──────── DATA SECTION ────────

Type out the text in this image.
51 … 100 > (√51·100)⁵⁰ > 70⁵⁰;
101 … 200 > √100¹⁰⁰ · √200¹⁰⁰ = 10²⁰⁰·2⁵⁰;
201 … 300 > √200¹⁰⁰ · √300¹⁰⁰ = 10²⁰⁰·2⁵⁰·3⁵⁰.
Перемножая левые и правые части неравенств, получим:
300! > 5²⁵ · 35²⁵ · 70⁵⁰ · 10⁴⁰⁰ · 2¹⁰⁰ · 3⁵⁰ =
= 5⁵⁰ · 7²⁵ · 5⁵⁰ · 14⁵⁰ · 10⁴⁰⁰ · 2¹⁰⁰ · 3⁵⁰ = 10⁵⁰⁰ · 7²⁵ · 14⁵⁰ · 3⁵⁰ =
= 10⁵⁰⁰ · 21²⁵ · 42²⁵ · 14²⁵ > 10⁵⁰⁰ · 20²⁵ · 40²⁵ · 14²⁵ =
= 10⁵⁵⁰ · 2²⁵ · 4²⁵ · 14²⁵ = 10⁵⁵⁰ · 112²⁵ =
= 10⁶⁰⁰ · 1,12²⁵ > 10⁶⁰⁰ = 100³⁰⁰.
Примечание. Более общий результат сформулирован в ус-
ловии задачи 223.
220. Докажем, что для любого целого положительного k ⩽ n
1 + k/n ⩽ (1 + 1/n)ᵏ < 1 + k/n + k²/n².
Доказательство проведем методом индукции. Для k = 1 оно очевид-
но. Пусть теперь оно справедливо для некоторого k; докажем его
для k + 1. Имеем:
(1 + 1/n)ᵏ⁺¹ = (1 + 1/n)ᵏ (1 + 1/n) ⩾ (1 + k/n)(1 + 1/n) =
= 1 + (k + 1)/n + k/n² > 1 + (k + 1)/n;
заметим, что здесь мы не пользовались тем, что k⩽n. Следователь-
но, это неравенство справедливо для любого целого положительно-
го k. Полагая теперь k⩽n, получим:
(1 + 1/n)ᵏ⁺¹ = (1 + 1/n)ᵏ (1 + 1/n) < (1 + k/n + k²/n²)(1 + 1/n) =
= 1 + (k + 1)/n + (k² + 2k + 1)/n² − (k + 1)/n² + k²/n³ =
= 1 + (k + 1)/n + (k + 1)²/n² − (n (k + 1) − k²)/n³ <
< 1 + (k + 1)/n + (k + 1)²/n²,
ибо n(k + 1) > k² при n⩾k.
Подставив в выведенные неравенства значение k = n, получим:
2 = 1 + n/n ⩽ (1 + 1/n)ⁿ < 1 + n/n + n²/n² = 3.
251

────────

GIVEN TASK:
Print all of the data exactly as it was given.

EXPECTED ANSWER:
Type out the text in this image.
51 … 100 > (√51·100)⁵⁰ > 70⁵⁰;
101 … 200 > √100¹⁰⁰ · √200¹⁰⁰ = 10²⁰⁰·2⁵⁰;
201 … 300 > √200¹⁰⁰ · √300¹⁰⁰ = 10²⁰⁰·2⁵⁰·3⁵⁰.
Перемножая левые и правые части неравенств, получим:
300! > 5²⁵ · 35²⁵ · 70⁵⁰ · 10⁴⁰⁰ · 2¹⁰⁰ · 3⁵⁰ =
= 5⁵⁰ · 7²⁵ · 5⁵⁰ · 14⁵⁰ · 10⁴⁰⁰ · 2¹⁰⁰ · 3⁵⁰ = 10⁵⁰⁰ · 7²⁵ · 14⁵⁰ · 3⁵⁰ =
= 10⁵⁰⁰ · 21²⁵ · 42²⁵ · 14²⁵ > 10⁵⁰⁰ · 20²⁵ · 40²⁵ · 14²⁵ =
= 10⁵⁵⁰ · 2²⁵ · 4²⁵ · 14²⁵ = 10⁵⁵⁰ · 112²⁵ =
= 10⁶⁰⁰ · 1,12²⁵ > 10⁶⁰⁰ = 100³⁰⁰.
Примечание. Более общий результат сформулирован в ус-
ловии задачи 223.
220. Докажем, что для любого целого положительного k ⩽ n
1 + k/n ⩽ (1 + 1/n)ᵏ < 1 + k/n + k²/n².
Доказательство проведем методом индукции. Для k = 1 оно очевид-
но. Пусть теперь оно справедливо для некоторого k; докажем его
для k + 1. Имеем:
(1 + 1/n)ᵏ⁺¹ = (1 + 1/n)ᵏ (1 + 1/n) ⩾ (1 + k/n)(1 + 1/n) =
= 1 + (k + 1)/n + k/n² > 1 + (k + 1)/n;
заметим, что здесь мы не пользовались тем, что k⩽n. Следователь-
но, это неравенство справедливо для любого целого положительно-
го k. Полагая теперь k⩽n, получим:
(1 + 1/n)ᵏ⁺¹ = (1 + 1/n)ᵏ (1 + 1/n) < (1 + k/n + k²/n²)(1 + 1/n) =
= 1 + (k + 1)/n + (k² + 2k + 1)/n² − (k + 1)/n² + k²/n³ =
= 1 + (k + 1)/n + (k + 1)²/n² − (n (k + 1) − k²)/n³ <
< 1 + (k + 1)/n + (k + 1)²/n²,
ибо n(k + 1) > k² при n⩾k.
Подставив в выведенные неравенства значение k = n, получим:
2 = 1 + n/n ⩽ (1 + 1/n)ⁿ < 1 + n/n + n²/n² = 3.
251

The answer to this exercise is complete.